Recorded data:
======

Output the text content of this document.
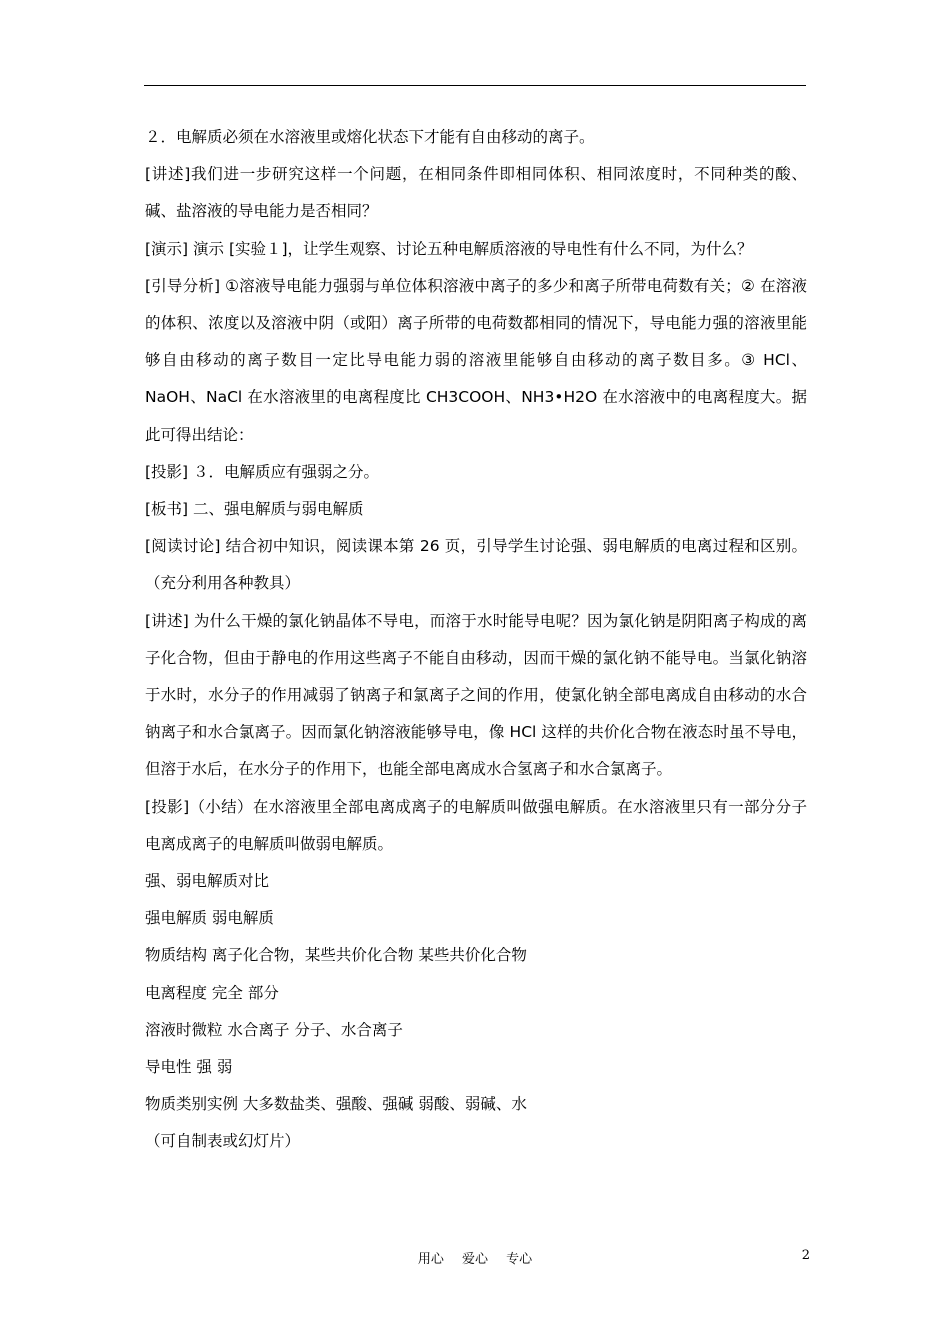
２．电解质必须在水溶液里或熔化状态下才能有自由移动的离子。

[讲述]我们进一步研究这样一个问题，在相同条件即相同体积、相同浓度时，不同种类的酸、碱、盐溶液的导电能力是否相同？

[演示] 演示 [实验１]，让学生观察、讨论五种电解质溶液的导电性有什么不同，为什么？

[引导分析] ①溶液导电能力强弱与单位体积溶液中离子的多少和离子所带电荷数有关；② 在溶液的体积、浓度以及溶液中阴（或阳）离子所带的电荷数都相同的情况下，导电能力强的溶液里能够自由移动的离子数目一定比导电能力弱的溶液里能够自由移动的离子数目多。③ HCl、NaOH、NaCl 在水溶液里的电离程度比 CH3COOH、NH3•H2O 在水溶液中的电离程度大。据此可得出结论：

[投影] ３．电解质应有强弱之分。

[板书] 二、强电解质与弱电解质

[阅读讨论] 结合初中知识，阅读课本第 26 页，引导学生讨论强、弱电解质的电离过程和区别。（充分利用各种教具）

[讲述] 为什么干燥的氯化钠晶体不导电，而溶于水时能导电呢？因为氯化钠是阴阳离子构成的离子化合物，但由于静电的作用这些离子不能自由移动，因而干燥的氯化钠不能导电。当氯化钠溶于水时，水分子的作用减弱了钠离子和氯离子之间的作用，使氯化钠全部电离成自由移动的水合钠离子和水合氯离子。因而氯化钠溶液能够导电，像 HCl 这样的共价化合物在液态时虽不导电，但溶于水后，在水分子的作用下，也能全部电离成水合氢离子和水合氯离子。

[投影]（小结）在水溶液里全部电离成离子的电解质叫做强电解质。在水溶液里只有一部分分子电离成离子的电解质叫做弱电解质。

强、弱电解质对比

强电解质 弱电解质

物质结构 离子化合物，某些共价化合物 某些共价化合物

电离程度 完全 部分

溶液时微粒 水合离子 分子、水合离子

导电性 强 弱

物质类别实例 大多数盐类、强酸、强碱 弱酸、弱碱、水

（可自制表或幻灯片）

用心 爱心 专心	2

======

# Instruction:
Please repeat the entries exactly. Do not include the pictures.

# Written reply:
Output the text content of this document.
２．电解质必须在水溶液里或熔化状态下才能有自由移动的离子。

[讲述]我们进一步研究这样一个问题，在相同条件即相同体积、相同浓度时，不同种类的酸、碱、盐溶液的导电能力是否相同？

[演示] 演示 [实验１]，让学生观察、讨论五种电解质溶液的导电性有什么不同，为什么？

[引导分析] ①溶液导电能力强弱与单位体积溶液中离子的多少和离子所带电荷数有关；② 在溶液的体积、浓度以及溶液中阴（或阳）离子所带的电荷数都相同的情况下，导电能力强的溶液里能够自由移动的离子数目一定比导电能力弱的溶液里能够自由移动的离子数目多。③ HCl、NaOH、NaCl 在水溶液里的电离程度比 CH3COOH、NH3•H2O 在水溶液中的电离程度大。据此可得出结论：

[投影] ３．电解质应有强弱之分。

[板书] 二、强电解质与弱电解质

[阅读讨论] 结合初中知识，阅读课本第 26 页，引导学生讨论强、弱电解质的电离过程和区别。（充分利用各种教具）

[讲述] 为什么干燥的氯化钠晶体不导电，而溶于水时能导电呢？因为氯化钠是阴阳离子构成的离子化合物，但由于静电的作用这些离子不能自由移动，因而干燥的氯化钠不能导电。当氯化钠溶于水时，水分子的作用减弱了钠离子和氯离子之间的作用，使氯化钠全部电离成自由移动的水合钠离子和水合氯离子。因而氯化钠溶液能够导电，像 HCl 这样的共价化合物在液态时虽不导电，但溶于水后，在水分子的作用下，也能全部电离成水合氢离子和水合氯离子。

[投影]（小结）在水溶液里全部电离成离子的电解质叫做强电解质。在水溶液里只有一部分分子电离成离子的电解质叫做弱电解质。

强、弱电解质对比

强电解质 弱电解质

物质结构 离子化合物，某些共价化合物 某些共价化合物

电离程度 完全 部分

溶液时微粒 水合离子 分子、水合离子

导电性 强 弱

物质类别实例 大多数盐类、强酸、强碱 弱酸、弱碱、水

（可自制表或幻灯片）

用心 爱心 专心	2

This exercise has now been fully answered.